* _TASK REQUIREMENTS_
Please copy everything from the start of the entries down to the line containing "577, 625, 607]", with both ends included.
====== INFORMATION SHOWN
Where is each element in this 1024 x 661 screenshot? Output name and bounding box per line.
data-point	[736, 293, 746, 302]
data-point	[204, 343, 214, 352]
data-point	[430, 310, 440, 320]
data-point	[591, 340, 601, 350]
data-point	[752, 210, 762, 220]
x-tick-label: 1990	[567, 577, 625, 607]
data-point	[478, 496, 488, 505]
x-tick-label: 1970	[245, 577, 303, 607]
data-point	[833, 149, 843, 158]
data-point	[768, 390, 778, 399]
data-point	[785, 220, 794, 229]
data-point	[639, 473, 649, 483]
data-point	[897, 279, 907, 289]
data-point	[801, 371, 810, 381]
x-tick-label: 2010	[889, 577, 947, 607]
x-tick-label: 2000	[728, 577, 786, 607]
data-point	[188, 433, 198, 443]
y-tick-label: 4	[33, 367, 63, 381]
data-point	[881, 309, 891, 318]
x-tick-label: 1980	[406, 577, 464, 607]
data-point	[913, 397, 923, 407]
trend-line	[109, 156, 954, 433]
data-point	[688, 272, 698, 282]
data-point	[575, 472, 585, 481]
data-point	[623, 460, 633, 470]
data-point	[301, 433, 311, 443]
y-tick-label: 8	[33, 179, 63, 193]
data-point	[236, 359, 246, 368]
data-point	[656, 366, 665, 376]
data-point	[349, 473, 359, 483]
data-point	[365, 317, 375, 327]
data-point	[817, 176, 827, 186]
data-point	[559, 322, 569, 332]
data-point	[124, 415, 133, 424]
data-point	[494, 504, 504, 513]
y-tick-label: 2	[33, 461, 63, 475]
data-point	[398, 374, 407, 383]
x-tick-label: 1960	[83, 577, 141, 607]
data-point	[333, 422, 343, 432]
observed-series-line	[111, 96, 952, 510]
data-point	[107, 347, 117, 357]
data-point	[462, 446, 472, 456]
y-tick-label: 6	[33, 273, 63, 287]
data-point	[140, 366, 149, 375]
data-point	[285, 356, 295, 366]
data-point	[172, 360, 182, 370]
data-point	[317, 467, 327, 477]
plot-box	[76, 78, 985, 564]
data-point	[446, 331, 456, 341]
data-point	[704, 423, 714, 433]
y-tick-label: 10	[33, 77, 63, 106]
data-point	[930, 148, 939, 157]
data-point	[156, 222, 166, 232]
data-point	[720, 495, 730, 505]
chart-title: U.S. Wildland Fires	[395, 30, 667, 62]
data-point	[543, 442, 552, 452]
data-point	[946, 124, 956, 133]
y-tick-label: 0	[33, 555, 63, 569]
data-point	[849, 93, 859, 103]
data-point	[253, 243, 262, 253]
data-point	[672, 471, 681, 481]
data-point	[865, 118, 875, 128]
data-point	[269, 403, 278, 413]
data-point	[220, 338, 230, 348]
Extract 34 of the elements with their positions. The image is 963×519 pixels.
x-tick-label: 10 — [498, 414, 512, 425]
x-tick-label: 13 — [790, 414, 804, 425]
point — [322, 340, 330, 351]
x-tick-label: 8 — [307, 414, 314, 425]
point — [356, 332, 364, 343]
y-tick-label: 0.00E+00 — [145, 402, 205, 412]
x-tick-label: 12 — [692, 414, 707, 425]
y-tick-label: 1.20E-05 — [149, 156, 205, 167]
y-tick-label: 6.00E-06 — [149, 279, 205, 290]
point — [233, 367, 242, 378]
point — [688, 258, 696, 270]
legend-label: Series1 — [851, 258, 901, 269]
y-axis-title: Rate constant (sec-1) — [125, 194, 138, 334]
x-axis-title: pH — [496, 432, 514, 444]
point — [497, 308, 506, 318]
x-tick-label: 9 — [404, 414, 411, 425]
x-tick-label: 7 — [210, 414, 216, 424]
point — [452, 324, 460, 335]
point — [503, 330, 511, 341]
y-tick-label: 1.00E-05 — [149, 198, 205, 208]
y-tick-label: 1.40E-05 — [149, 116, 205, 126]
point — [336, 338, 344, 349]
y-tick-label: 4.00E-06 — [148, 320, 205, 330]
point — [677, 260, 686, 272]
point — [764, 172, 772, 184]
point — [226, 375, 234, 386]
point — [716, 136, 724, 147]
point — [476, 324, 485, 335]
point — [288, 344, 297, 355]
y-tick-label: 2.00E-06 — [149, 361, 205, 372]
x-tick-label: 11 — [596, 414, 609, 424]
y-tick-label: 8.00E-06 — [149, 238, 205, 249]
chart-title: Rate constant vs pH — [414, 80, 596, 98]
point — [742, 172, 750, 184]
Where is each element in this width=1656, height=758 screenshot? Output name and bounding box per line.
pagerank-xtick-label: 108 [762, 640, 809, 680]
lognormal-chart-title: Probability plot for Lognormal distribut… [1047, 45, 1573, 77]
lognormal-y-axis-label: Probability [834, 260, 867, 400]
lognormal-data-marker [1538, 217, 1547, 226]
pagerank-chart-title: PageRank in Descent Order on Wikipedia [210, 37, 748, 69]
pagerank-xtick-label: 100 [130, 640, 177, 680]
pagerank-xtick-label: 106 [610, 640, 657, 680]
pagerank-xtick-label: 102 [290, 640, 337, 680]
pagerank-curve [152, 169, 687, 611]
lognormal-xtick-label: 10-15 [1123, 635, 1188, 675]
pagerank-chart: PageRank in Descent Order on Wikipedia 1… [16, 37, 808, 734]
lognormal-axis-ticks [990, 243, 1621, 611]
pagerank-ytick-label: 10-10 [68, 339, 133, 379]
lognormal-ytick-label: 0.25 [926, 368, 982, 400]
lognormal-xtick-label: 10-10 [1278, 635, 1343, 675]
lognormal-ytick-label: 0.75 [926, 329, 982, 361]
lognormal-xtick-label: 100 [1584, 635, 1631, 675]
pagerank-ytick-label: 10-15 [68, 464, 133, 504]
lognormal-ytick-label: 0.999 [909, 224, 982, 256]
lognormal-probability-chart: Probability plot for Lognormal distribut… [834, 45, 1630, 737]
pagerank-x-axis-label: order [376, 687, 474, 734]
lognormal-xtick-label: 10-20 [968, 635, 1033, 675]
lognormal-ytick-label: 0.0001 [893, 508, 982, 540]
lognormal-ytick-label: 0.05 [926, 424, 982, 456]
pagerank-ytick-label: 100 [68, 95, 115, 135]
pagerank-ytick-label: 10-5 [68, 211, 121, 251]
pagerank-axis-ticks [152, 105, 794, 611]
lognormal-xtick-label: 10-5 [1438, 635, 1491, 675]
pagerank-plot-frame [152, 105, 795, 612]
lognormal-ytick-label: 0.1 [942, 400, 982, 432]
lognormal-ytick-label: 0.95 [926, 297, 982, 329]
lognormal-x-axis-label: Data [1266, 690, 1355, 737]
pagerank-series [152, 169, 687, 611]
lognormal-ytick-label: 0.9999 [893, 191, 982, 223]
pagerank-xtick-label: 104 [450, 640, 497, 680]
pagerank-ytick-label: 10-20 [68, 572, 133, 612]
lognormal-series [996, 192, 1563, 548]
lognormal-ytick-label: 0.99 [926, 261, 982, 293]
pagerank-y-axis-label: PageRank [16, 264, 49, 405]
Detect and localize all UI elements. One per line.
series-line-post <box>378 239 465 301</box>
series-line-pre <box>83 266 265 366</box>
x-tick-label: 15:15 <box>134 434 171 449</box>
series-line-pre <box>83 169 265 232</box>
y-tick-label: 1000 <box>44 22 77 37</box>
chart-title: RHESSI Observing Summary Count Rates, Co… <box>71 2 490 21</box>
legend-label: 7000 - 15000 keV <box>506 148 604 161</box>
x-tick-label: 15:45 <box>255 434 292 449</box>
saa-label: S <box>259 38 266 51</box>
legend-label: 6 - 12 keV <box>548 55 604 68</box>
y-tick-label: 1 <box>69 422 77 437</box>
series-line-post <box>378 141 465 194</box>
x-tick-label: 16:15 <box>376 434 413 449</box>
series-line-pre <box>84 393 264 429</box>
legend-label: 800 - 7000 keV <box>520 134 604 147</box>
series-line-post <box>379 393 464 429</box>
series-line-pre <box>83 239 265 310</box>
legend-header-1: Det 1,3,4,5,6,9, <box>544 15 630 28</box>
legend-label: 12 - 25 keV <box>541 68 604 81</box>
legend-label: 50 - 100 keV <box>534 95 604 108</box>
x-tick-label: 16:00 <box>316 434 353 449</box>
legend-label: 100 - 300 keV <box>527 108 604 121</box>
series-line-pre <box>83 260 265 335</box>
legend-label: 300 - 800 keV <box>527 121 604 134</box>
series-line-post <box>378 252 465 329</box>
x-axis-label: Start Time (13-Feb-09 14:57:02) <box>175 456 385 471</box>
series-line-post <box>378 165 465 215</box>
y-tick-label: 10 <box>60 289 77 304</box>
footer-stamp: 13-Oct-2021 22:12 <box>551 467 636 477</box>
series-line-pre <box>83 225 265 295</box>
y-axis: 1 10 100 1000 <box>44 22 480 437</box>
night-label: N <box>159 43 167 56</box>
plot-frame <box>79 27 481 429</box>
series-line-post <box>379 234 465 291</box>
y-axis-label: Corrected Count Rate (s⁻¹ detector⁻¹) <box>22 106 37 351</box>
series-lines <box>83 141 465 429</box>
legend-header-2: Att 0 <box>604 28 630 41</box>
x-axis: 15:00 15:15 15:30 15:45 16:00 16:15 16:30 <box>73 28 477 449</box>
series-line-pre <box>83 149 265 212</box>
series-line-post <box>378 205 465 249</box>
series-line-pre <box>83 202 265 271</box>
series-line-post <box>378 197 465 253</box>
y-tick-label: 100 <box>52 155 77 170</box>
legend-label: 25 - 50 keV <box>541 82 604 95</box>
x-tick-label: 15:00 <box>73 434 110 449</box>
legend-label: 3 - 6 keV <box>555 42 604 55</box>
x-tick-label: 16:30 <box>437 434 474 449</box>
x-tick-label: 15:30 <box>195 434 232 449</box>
============
* _COMPLETED TASK_
Where is each element in this 1024 x 661 screenshot? Output name and bounding box per line.
data-point	[736, 293, 746, 302]
data-point	[204, 343, 214, 352]
data-point	[430, 310, 440, 320]
data-point	[591, 340, 601, 350]
data-point	[752, 210, 762, 220]
x-tick-label: 1990	[567, 577, 625, 607]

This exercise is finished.